### GIVEN REQUEST
Without the pictures, return all of the material exactly as written.

Chart and figure data

◇ ◇ ◇ ◇ ◇

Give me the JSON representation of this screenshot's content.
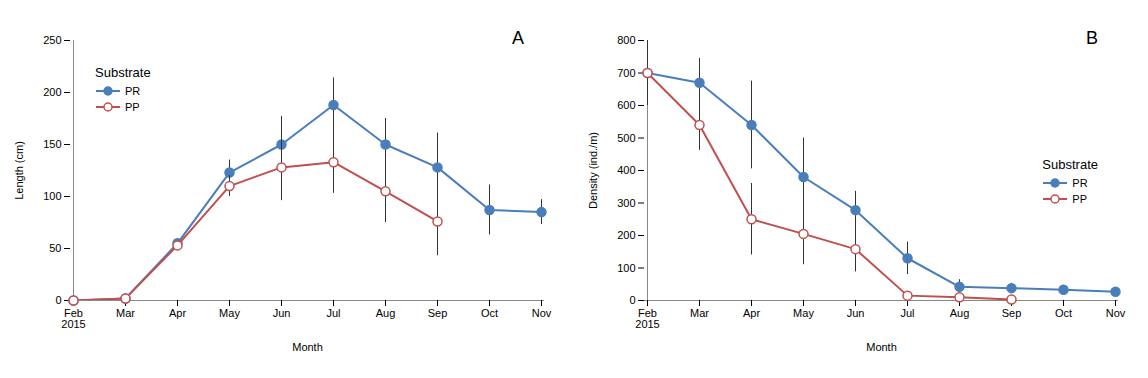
{
  "chart_data": [
    {
      "type": "line",
      "annotation": "A",
      "x_label": "Month",
      "y_label": "Length (cm)",
      "legend_title": "Substrate",
      "legend": "upper left",
      "categories": [
        "Feb\n2015",
        "Mar",
        "Apr",
        "May",
        "Jun",
        "Jul",
        "Aug",
        "Sep",
        "Oct",
        "Nov"
      ],
      "ylim": [
        0,
        250
      ],
      "yticks": [
        0,
        50,
        100,
        150,
        200,
        250
      ],
      "series": [
        {
          "name": "PR",
          "color": "#4a7ebb",
          "marker": "circle",
          "values": [
            0,
            2,
            55,
            123,
            150,
            188,
            150,
            128,
            87,
            85
          ],
          "errors": [
            null,
            null,
            null,
            12,
            27,
            26,
            25,
            33,
            24,
            12
          ]
        },
        {
          "name": "PP",
          "color": "#c0504d",
          "marker": "open circle",
          "values": [
            0,
            2,
            53,
            110,
            128,
            133,
            105,
            76,
            null,
            null
          ],
          "errors": [
            null,
            null,
            null,
            10,
            32,
            30,
            30,
            33,
            null,
            null
          ]
        }
      ]
    },
    {
      "type": "line",
      "annotation": "B",
      "x_label": "Month",
      "y_label": "Density (ind./m)",
      "legend_title": "Substrate",
      "legend": "center right",
      "categories": [
        "Feb\n2015",
        "Mar",
        "Apr",
        "May",
        "Jun",
        "Jul",
        "Aug",
        "Sep",
        "Oct",
        "Nov"
      ],
      "ylim": [
        0,
        800
      ],
      "yticks": [
        0,
        100,
        200,
        300,
        400,
        500,
        600,
        700,
        800
      ],
      "series": [
        {
          "name": "PR",
          "color": "#4a7ebb",
          "marker": "circle",
          "values": [
            700,
            670,
            540,
            380,
            278,
            130,
            42,
            38,
            33,
            27
          ],
          "errors": [
            100,
            75,
            135,
            120,
            58,
            50,
            22,
            15,
            8,
            8
          ]
        },
        {
          "name": "PP",
          "color": "#c0504d",
          "marker": "open circle",
          "values": [
            700,
            540,
            250,
            205,
            158,
            15,
            10,
            3,
            null,
            null
          ],
          "errors": [
            100,
            78,
            110,
            95,
            70,
            10,
            5,
            3,
            null,
            null
          ]
        }
      ]
    }
  ]
}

◇ ◇ ◇ ◇ ◇

### TASK RESULT
Give me the JSON representation of this screenshot's content.
{
  "chart_data": [
    {
      "type": "line",
      "annotation": "A",
      "x_label": "Month",
      "y_label": "Length (cm)",
      "legend_title": "Substrate",
      "legend": "upper left",
      "categories": [
        "Feb\n2015",
        "Mar",
        "Apr",
        "May",
        "Jun",
        "Jul",
        "Aug",
        "Sep",
        "Oct",
        "Nov"
      ],
      "ylim": [
        0,
        250
      ],
      "yticks": [
        0,
        50,
        100,
        150,
        200,
        250
      ],
      "series": [
        {
          "name": "PR",
          "color": "#4a7ebb",
          "marker": "circle",
          "values": [
            0,
            2,
            55,
            123,
            150,
            188,
            150,
            128,
            87,
            85
          ],
          "errors": [
            null,
            null,
            null,
            12,
            27,
            26,
            25,
            33,
            24,
            12
          ]
        },
        {
          "name": "PP",
          "color": "#c0504d",
          "marker": "open circle",
          "values": [
            0,
            2,
            53,
            110,
            128,
            133,
            105,
            76,
            null,
            null
          ],
          "errors": [
            null,
            null,
            null,
            10,
            32,
            30,
            30,
            33,
            null,
            null
          ]
        }
      ]
    },
    {
      "type": "line",
      "annotation": "B",
      "x_label": "Month",
      "y_label": "Density (ind./m)",
      "legend_title": "Substrate",
      "legend": "center right",
      "categories": [
        "Feb\n2015",
        "Mar",
        "Apr",
        "May",
        "Jun",
        "Jul",
        "Aug",
        "Sep",
        "Oct",
        "Nov"
      ],
      "ylim": [
        0,
        800
      ],
      "yticks": [
        0,
        100,
        200,
        300,
        400,
        500,
        600,
        700,
        800
      ],
      "series": [
        {
          "name": "PR",
          "color": "#4a7ebb",
          "marker": "circle",
          "values": [
            700,
            670,
            540,
            380,
            278,
            130,
            42,
            38,
            33,
            27
          ],
          "errors": [
            100,
            75,
            135,
            120,
            58,
            50,
            22,
            15,
            8,
            8
          ]
        },
        {
          "name": "PP",
          "color": "#c0504d",
          "marker": "open circle",
          "values": [
            700,
            540,
            250,
            205,
            158,
            15,
            10,
            3,
            null,
            null
          ],
          "errors": [
            100,
            78,
            110,
            95,
            70,
            10,
            5,
            3,
            null,
            null
          ]
        }
      ]
    }
  ]
}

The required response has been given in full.